Collection entries
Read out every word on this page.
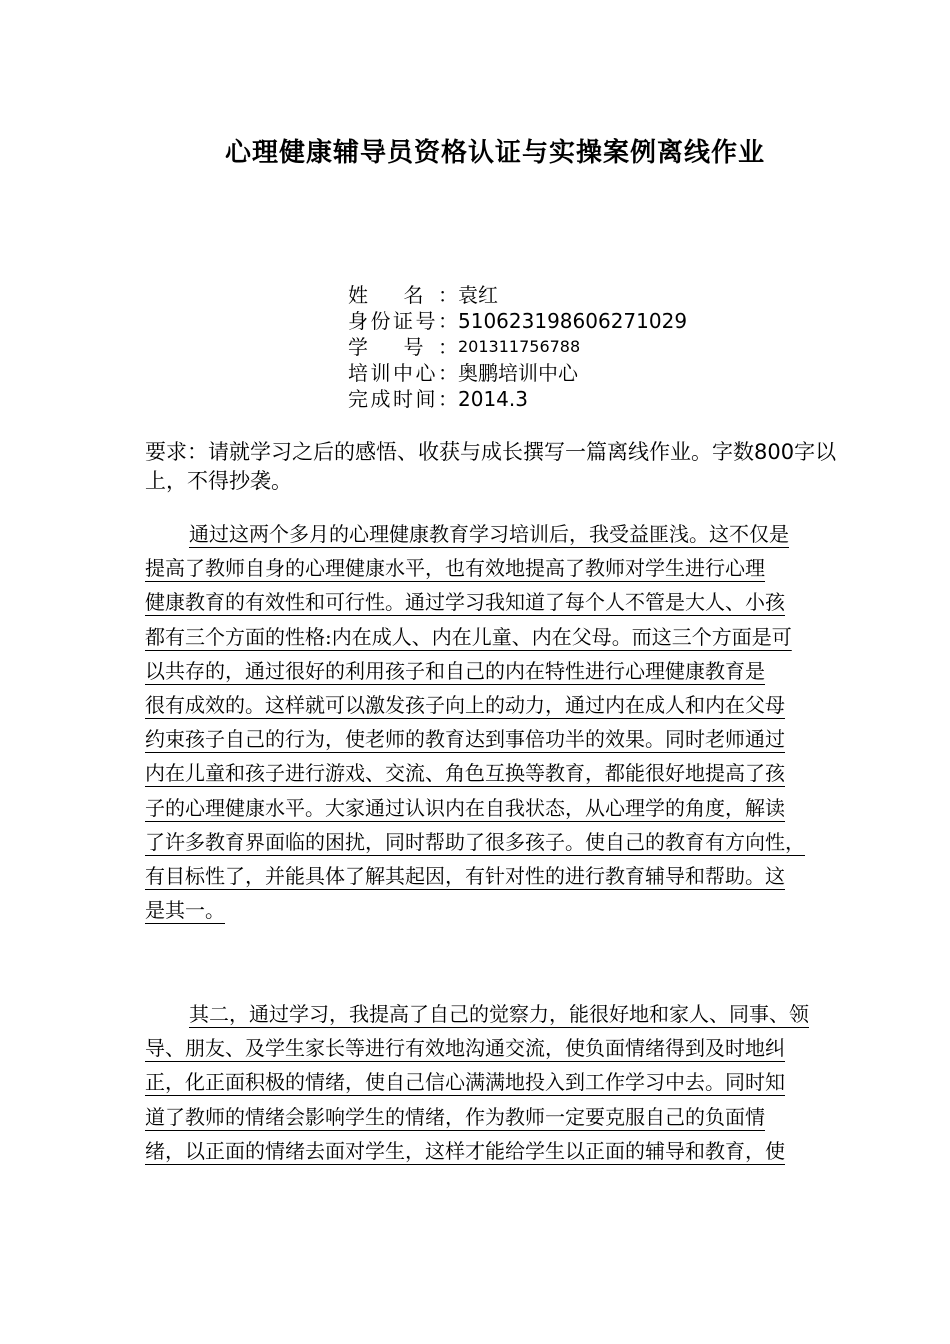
心理健康辅导员资格认证与实操案例离线作业
姓 名： 袁红
身份证号： 510623198606271029
学 号： 201311756788
培训中心： 奥鹏培训中心
完成时间： 2014.3
要求：请就学习之后的感悟、收获与成长撰写一篇离线作业。字数800字以上，不得抄袭。
通过这两个多月的心理健康教育学习培训后，我受益匪浅。这不仅是
提高了教师自身的心理健康水平，也有效地提高了教师对学生进行心理
健康教育的有效性和可行性。通过学习我知道了每个人不管是大人、小孩
都有三个方面的性格:内在成人、内在儿童、内在父母。而这三个方面是可
以共存的，通过很好的利用孩子和自己的内在特性进行心理健康教育是
很有成效的。这样就可以激发孩子向上的动力，通过内在成人和内在父母
约束孩子自己的行为，使老师的教育达到事倍功半的效果。同时老师通过
内在儿童和孩子进行游戏、交流、角色互换等教育，都能很好地提高了孩
子的心理健康水平。大家通过认识内在自我状态，从心理学的角度，解读
了许多教育界面临的困扰，同时帮助了很多孩子。使自己的教育有方向性，
有目标性了，并能具体了解其起因，有针对性的进行教育辅导和帮助。这
是其一。
其二，通过学习，我提高了自己的觉察力，能很好地和家人、同事、领
导、朋友、及学生家长等进行有效地沟通交流，使负面情绪得到及时地纠
正，化正面积极的情绪，使自己信心满满地投入到工作学习中去。同时知
道了教师的情绪会影响学生的情绪，作为教师一定要克服自己的负面情
绪，以正面的情绪去面对学生，这样才能给学生以正面的辅导和教育，使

▸ The problem: Make an exact copy of the listing above. Do not include the pictures.

▸ Worked answer:
Read out every word on this page.
心理健康辅导员资格认证与实操案例离线作业
姓 名： 袁红
身份证号： 510623198606271029
学 号： 201311756788
培训中心： 奥鹏培训中心
完成时间： 2014.3
要求：请就学习之后的感悟、收获与成长撰写一篇离线作业。字数800字以上，不得抄袭。
通过这两个多月的心理健康教育学习培训后，我受益匪浅。这不仅是
提高了教师自身的心理健康水平，也有效地提高了教师对学生进行心理
健康教育的有效性和可行性。通过学习我知道了每个人不管是大人、小孩
都有三个方面的性格:内在成人、内在儿童、内在父母。而这三个方面是可
以共存的，通过很好的利用孩子和自己的内在特性进行心理健康教育是
很有成效的。这样就可以激发孩子向上的动力，通过内在成人和内在父母
约束孩子自己的行为，使老师的教育达到事倍功半的效果。同时老师通过
内在儿童和孩子进行游戏、交流、角色互换等教育，都能很好地提高了孩
子的心理健康水平。大家通过认识内在自我状态，从心理学的角度，解读
了许多教育界面临的困扰，同时帮助了很多孩子。使自己的教育有方向性，
有目标性了，并能具体了解其起因，有针对性的进行教育辅导和帮助。这
是其一。
其二，通过学习，我提高了自己的觉察力，能很好地和家人、同事、领
导、朋友、及学生家长等进行有效地沟通交流，使负面情绪得到及时地纠
正，化正面积极的情绪，使自己信心满满地投入到工作学习中去。同时知
道了教师的情绪会影响学生的情绪，作为教师一定要克服自己的负面情
绪，以正面的情绪去面对学生，这样才能给学生以正面的辅导和教育，使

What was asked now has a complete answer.